Say how many lines contain the word "nhablar" and give no other text.
──────
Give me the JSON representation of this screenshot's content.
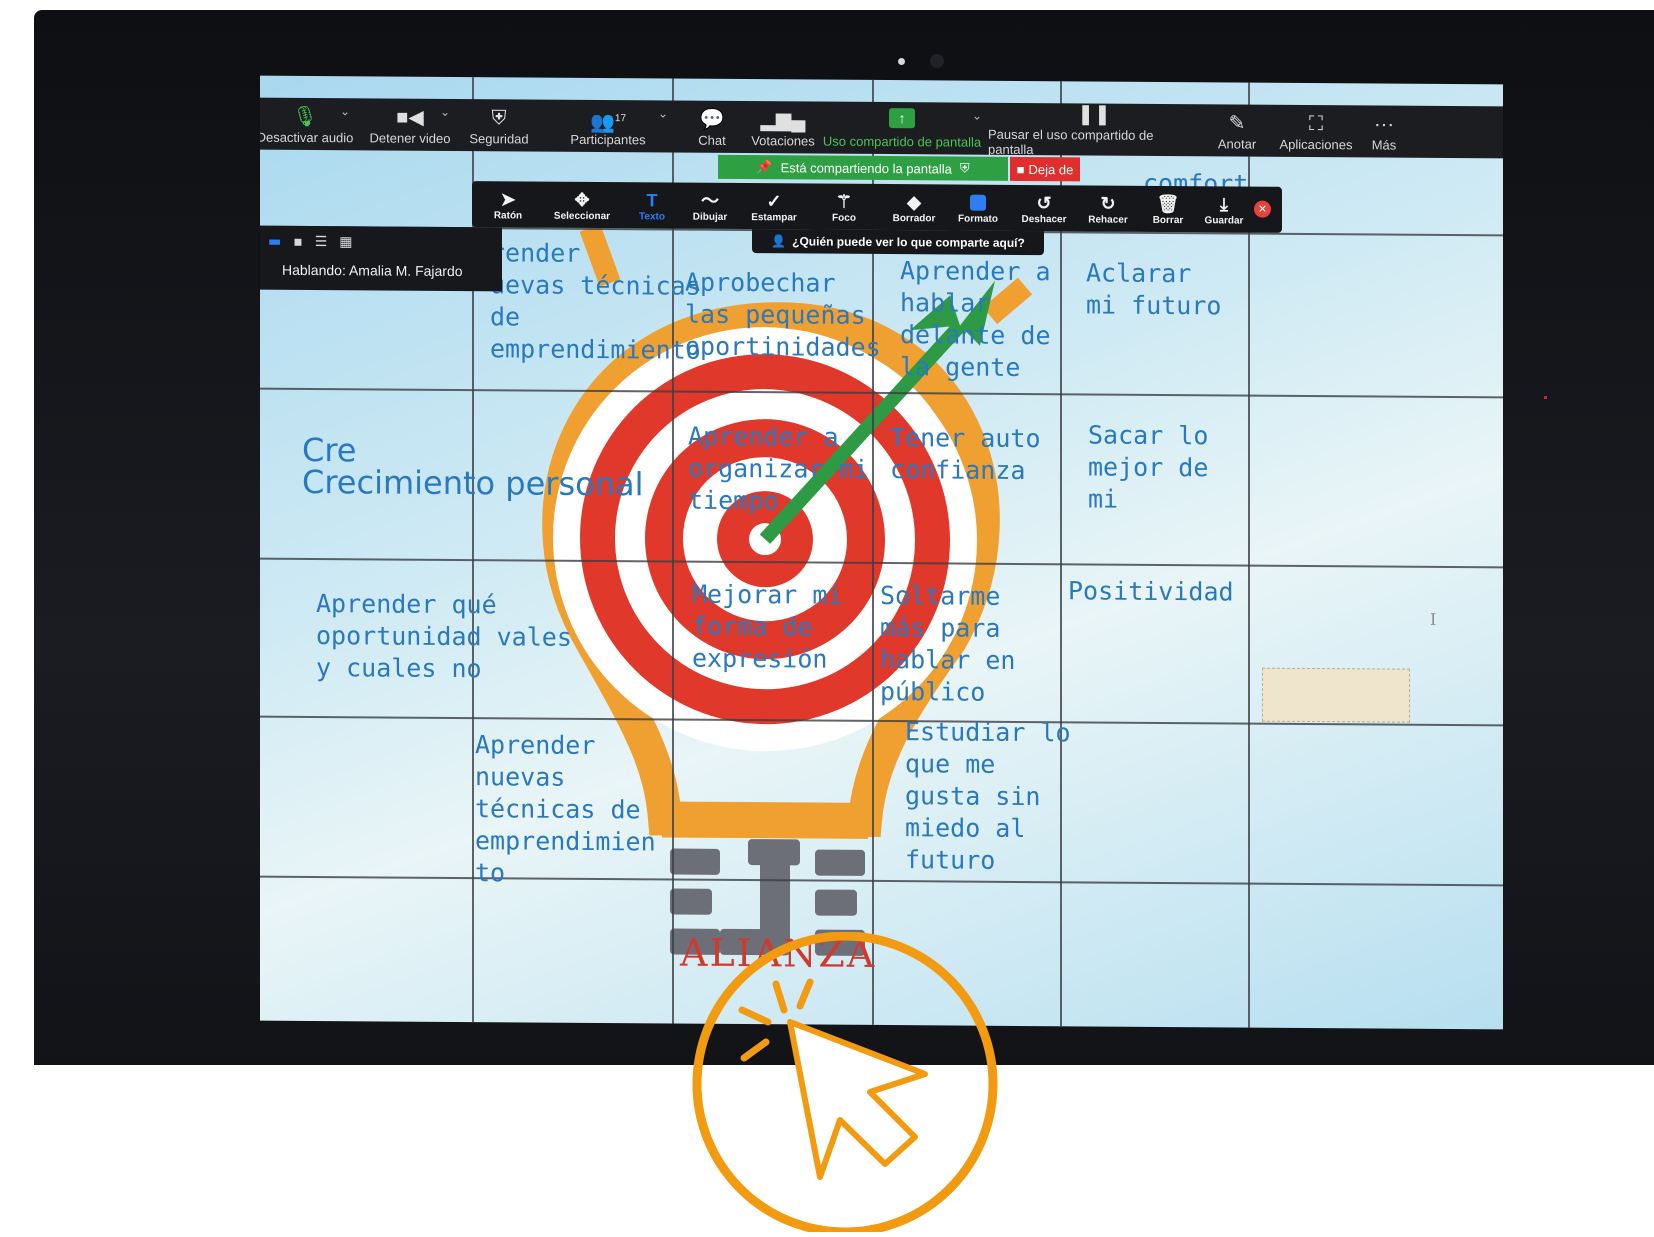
{
  "zoom_toolbar": {
    "mute": "Desactivar audio",
    "stop_video": "Detener video",
    "security": "Seguridad",
    "participants": "Participantes",
    "participants_count": "17",
    "chat": "Chat",
    "polls": "Votaciones",
    "share": "Uso compartido de pantalla",
    "pause_share": "Pausar el uso compartido de pantalla",
    "annotate": "Anotar",
    "apps": "Aplicaciones",
    "more": "Más"
  },
  "sharing_banner": {
    "text": "Está compartiendo la pantalla",
    "stop": "Deja de"
  },
  "annotation_toolbar": {
    "mouse": "Ratón",
    "select": "Seleccionar",
    "text": "Texto",
    "draw": "Dibujar",
    "stamp": "Estampar",
    "spotlight": "Foco",
    "eraser": "Borrador",
    "format": "Formato",
    "undo": "Deshacer",
    "redo": "Rehacer",
    "clear": "Borrar",
    "save": "Guardar"
  },
  "who_can_see": "¿Quién puede ver lo que comparte aquí?",
  "speaker_panel": {
    "speaking": "Hablando: Amalia M. Fajardo"
  },
  "board": {
    "partial_top": "comfort",
    "cells": [
      "render\nuevas técnicas\nde\nemprendimiento",
      "Aprobechar\nlas pequeñas\noportinidades",
      "Aprender a\nhablar\ndelante de\nla gente",
      "Aclarar\nmi futuro",
      "Cre\nCrecimiento personal",
      "Aprender a\norganizar mi\ntiempo",
      "Tener auto\nconfianza",
      "Sacar lo\nmejor de\nmi",
      "Aprender qué\noportunidad vales\ny cuales no",
      "Mejorar mi\nforma de\nexpresión",
      "Soltarme\nmás para\nhablar en\npúblico",
      "Positividad",
      "Aprender\nnuevas\ntécnicas de\nemprendimien\nto",
      "Estudiar lo\nque me\ngusta sin\nmiedo al\nfuturo"
    ],
    "logo_text": "ALIANZA",
    "logo_letters": "EJE"
  },
  "colors": {
    "bulb": "#f0a030",
    "target_red": "#e0392b",
    "arrow": "#2e9a45",
    "text_blue": "#2a78c0",
    "accent_orange": "#f29a10"
  },
  "icons": [
    "mic-icon",
    "video-icon",
    "shield-icon",
    "participants-icon",
    "chat-icon",
    "polls-icon",
    "share-screen-icon",
    "pause-icon",
    "annotate-icon",
    "apps-icon",
    "more-icon",
    "cursor-click-icon"
  ]
}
──────
> _THE RESPONSE_:
2